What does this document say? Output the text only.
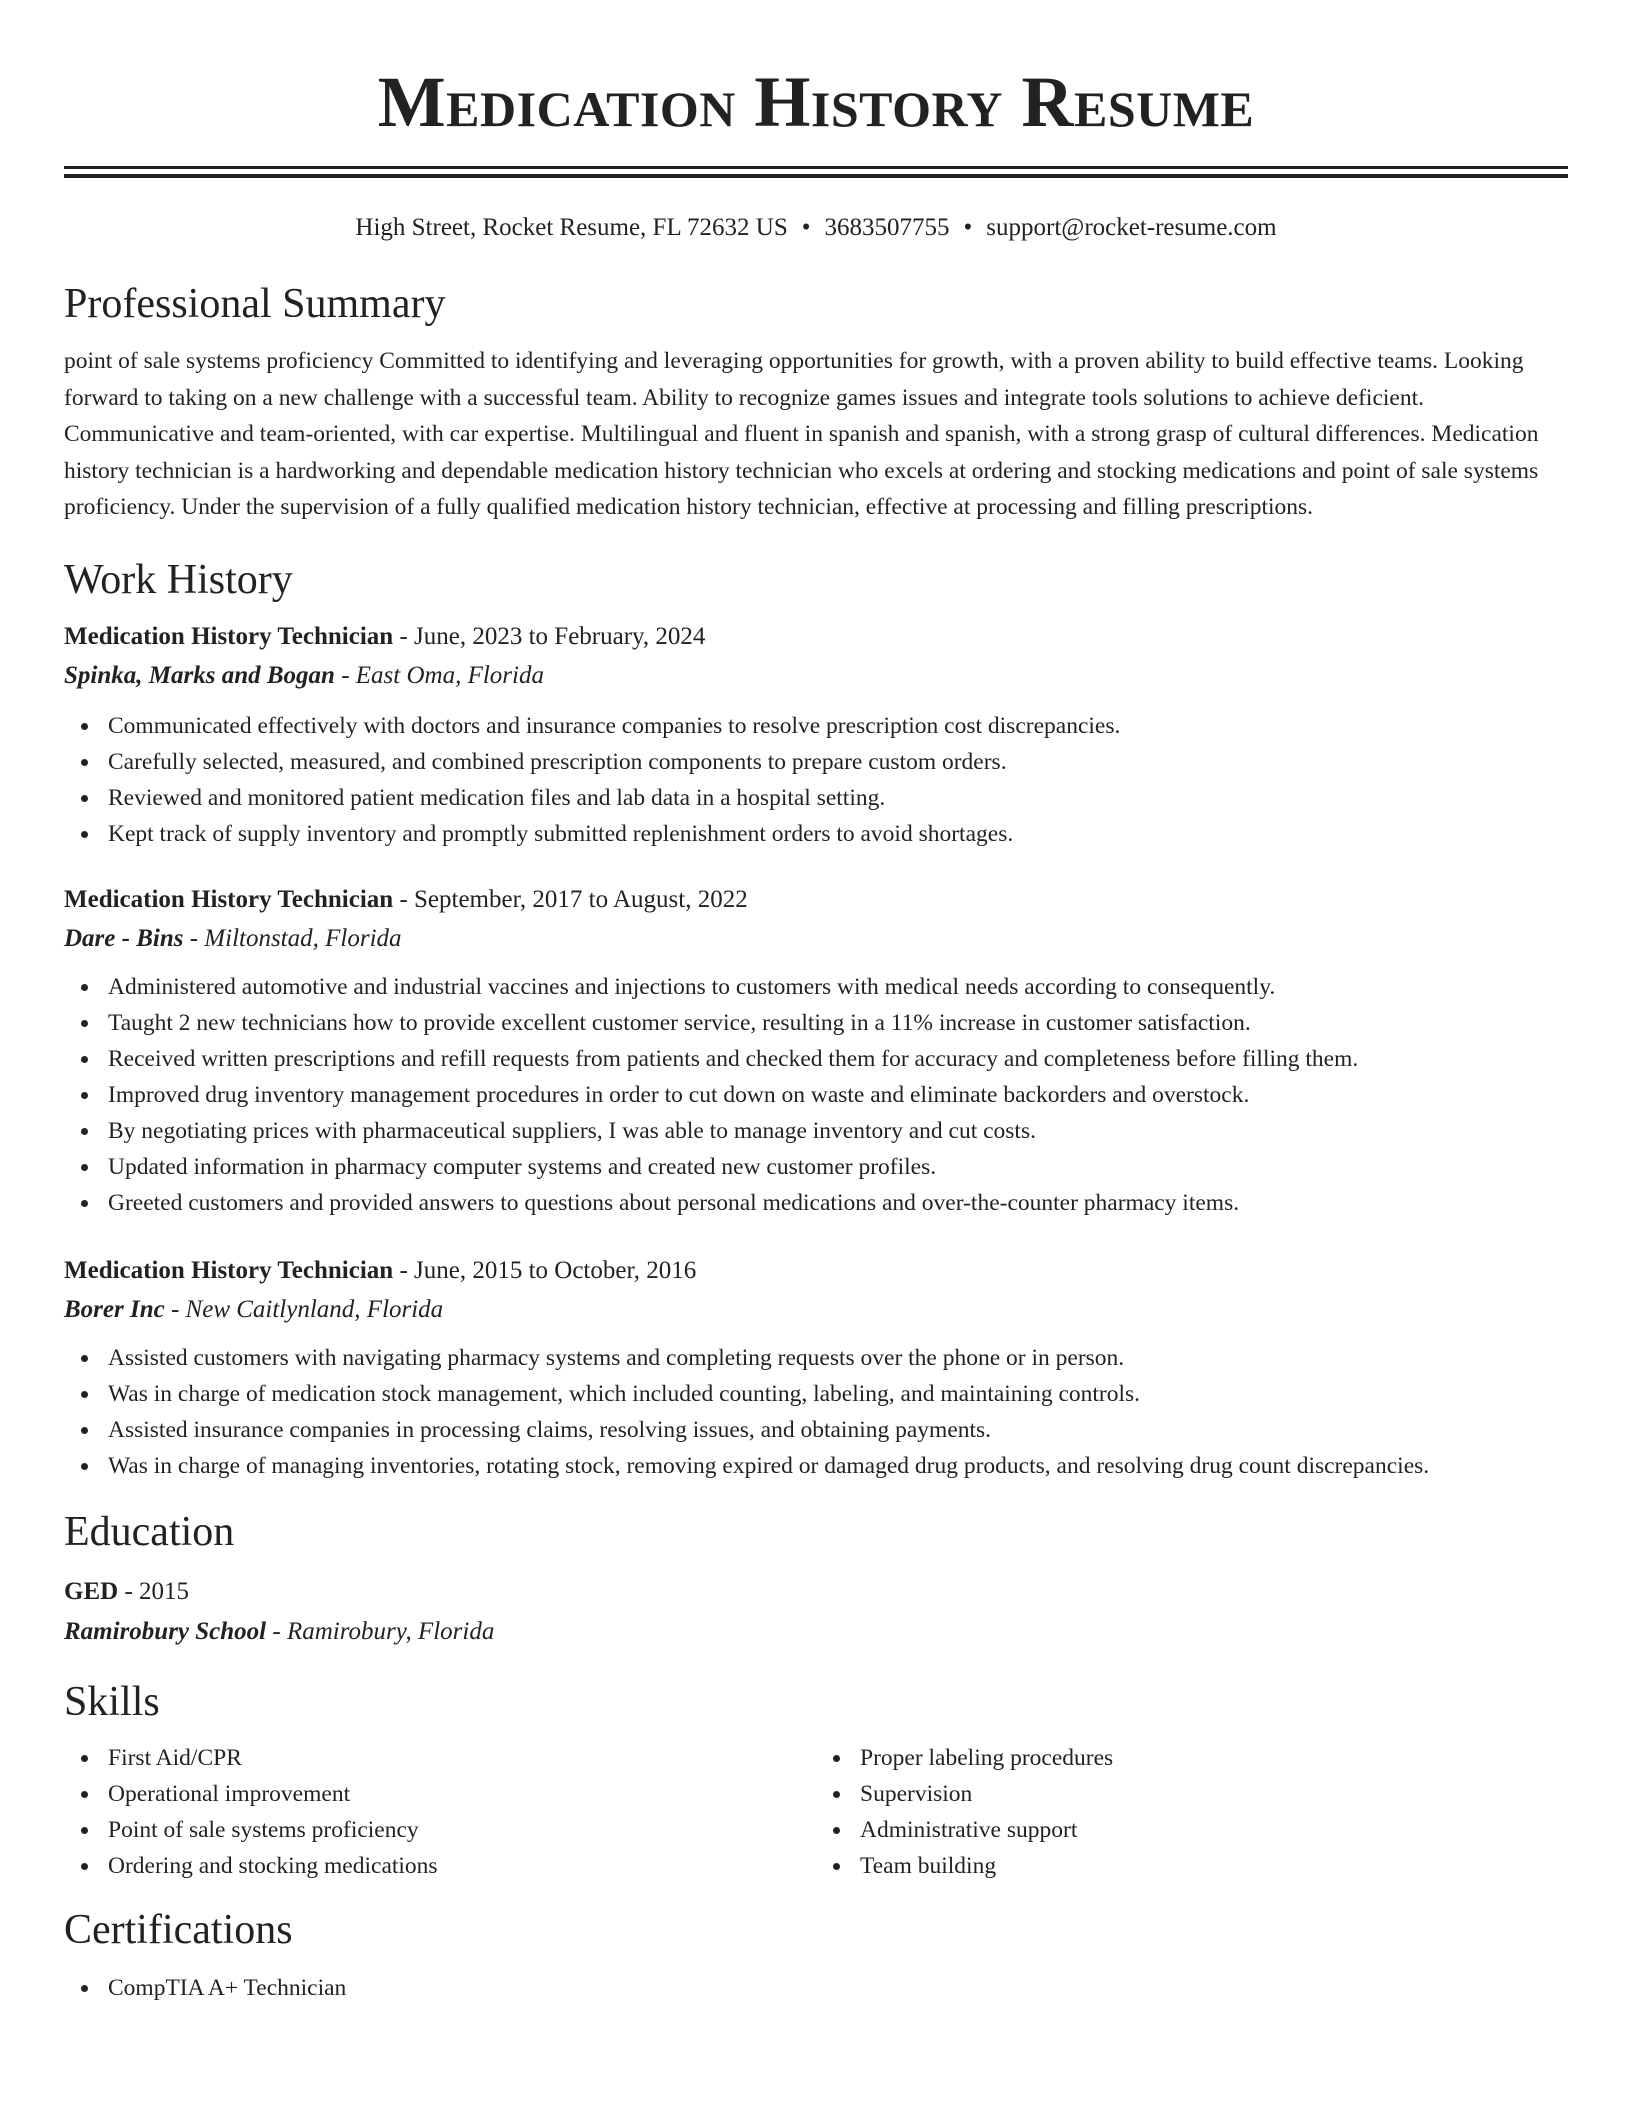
Medication History Resume
High Street, Rocket Resume, FL 72632 US • 3683507755 • support@rocket-resume.com
Professional Summary

point of sale systems proficiency Committed to identifying and leveraging opportunities for growth, with a proven ability to build effective teams. Looking forward to taking on a new challenge with a successful team. Ability to recognize games issues and integrate tools solutions to achieve deficient. Communicative and team-oriented, with car expertise. Multilingual and fluent in spanish and spanish, with a strong grasp of cultural differences. Medication history technician is a hardworking and dependable medication history technician who excels at ordering and stocking medications and point of sale systems proficiency. Under the supervision of a fully qualified medication history technician, effective at processing and filling prescriptions.

Work History
Medication History Technician - June, 2023 to February, 2024
Spinka, Marks and Bogan - East Oma, Florida
Communicated effectively with doctors and insurance companies to resolve prescription cost discrepancies.
Carefully selected, measured, and combined prescription components to prepare custom orders.
Reviewed and monitored patient medication files and lab data in a hospital setting.
Kept track of supply inventory and promptly submitted replenishment orders to avoid shortages.
Medication History Technician - September, 2017 to August, 2022
Dare - Bins - Miltonstad, Florida
Administered automotive and industrial vaccines and injections to customers with medical needs according to consequently.
Taught 2 new technicians how to provide excellent customer service, resulting in a 11% increase in customer satisfaction.
Received written prescriptions and refill requests from patients and checked them for accuracy and completeness before filling them.
Improved drug inventory management procedures in order to cut down on waste and eliminate backorders and overstock.
By negotiating prices with pharmaceutical suppliers, I was able to manage inventory and cut costs.
Updated information in pharmacy computer systems and created new customer profiles.
Greeted customers and provided answers to questions about personal medications and over-the-counter pharmacy items.
Medication History Technician - June, 2015 to October, 2016
Borer Inc - New Caitlynland, Florida
Assisted customers with navigating pharmacy systems and completing requests over the phone or in person.
Was in charge of medication stock management, which included counting, labeling, and maintaining controls.
Assisted insurance companies in processing claims, resolving issues, and obtaining payments.
Was in charge of managing inventories, rotating stock, removing expired or damaged drug products, and resolving drug count discrepancies.
Education
GED - 2015
Ramirobury School - Ramirobury, Florida
Skills
First Aid/CPR
Operational improvement
Point of sale systems proficiency
Ordering and stocking medications
Proper labeling procedures
Supervision
Administrative support
Team building
Certifications
CompTIA A+ Technician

+===+

> **PROBLEM TO WORK ON**: The lines that contain the word "stocking" are wanted; copy each of them from the records.

> **WRITTEN SOLUTION**:
point of sale systems proficiency Committed to identifying and leveraging opportunities for growth, with a proven ability to build effective teams. Looking forward to taking on a new challenge with a successful team. Ability to recognize games issues and integrate tools solutions to achieve deficient. Communicative and team-oriented, with car expertise. Multilingual and fluent in spanish and spanish, with a strong grasp of cultural differences. Medication history technician is a hardworking and dependable medication history technician who excels at ordering and stocking medications and point of sale systems proficiency. Under the supervision of a fully qualified medication history technician, effective at processing and filling prescriptions.
Ordering and stocking medications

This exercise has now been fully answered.